→ RECORD EXCERPTS:
^^^^

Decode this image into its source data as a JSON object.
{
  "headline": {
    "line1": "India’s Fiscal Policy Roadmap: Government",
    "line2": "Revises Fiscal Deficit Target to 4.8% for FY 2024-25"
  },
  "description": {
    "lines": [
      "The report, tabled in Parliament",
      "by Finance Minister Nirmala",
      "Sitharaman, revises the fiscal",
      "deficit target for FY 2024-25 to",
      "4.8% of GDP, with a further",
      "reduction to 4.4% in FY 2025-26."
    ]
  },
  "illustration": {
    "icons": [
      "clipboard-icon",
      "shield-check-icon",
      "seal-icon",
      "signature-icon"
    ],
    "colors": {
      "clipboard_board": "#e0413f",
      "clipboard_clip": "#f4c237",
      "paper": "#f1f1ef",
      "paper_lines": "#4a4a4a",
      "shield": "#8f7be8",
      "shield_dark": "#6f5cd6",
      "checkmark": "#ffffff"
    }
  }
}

^^^^

→ WHAT THE EXERCISE ASKS:
Write the entire listing out again, word for word.

→ RESPONSE TO THE TASK:
Decode this image into its source data as a JSON object.
{
  "headline": {
    "line1": "India’s Fiscal Policy Roadmap: Government",
    "line2": "Revises Fiscal Deficit Target to 4.8% for FY 2024-25"
  },
  "description": {
    "lines": [
      "The report, tabled in Parliament",
      "by Finance Minister Nirmala",
      "Sitharaman, revises the fiscal",
      "deficit target for FY 2024-25 to",
      "4.8% of GDP, with a further",
      "reduction to 4.4% in FY 2025-26."
    ]
  },
  "illustration": {
    "icons": [
      "clipboard-icon",
      "shield-check-icon",
      "seal-icon",
      "signature-icon"
    ],
    "colors": {
      "clipboard_board": "#e0413f",
      "clipboard_clip": "#f4c237",
      "paper": "#f1f1ef",
      "paper_lines": "#4a4a4a",
      "shield": "#8f7be8",
      "shield_dark": "#6f5cd6",
      "checkmark": "#ffffff"
    }
  }
}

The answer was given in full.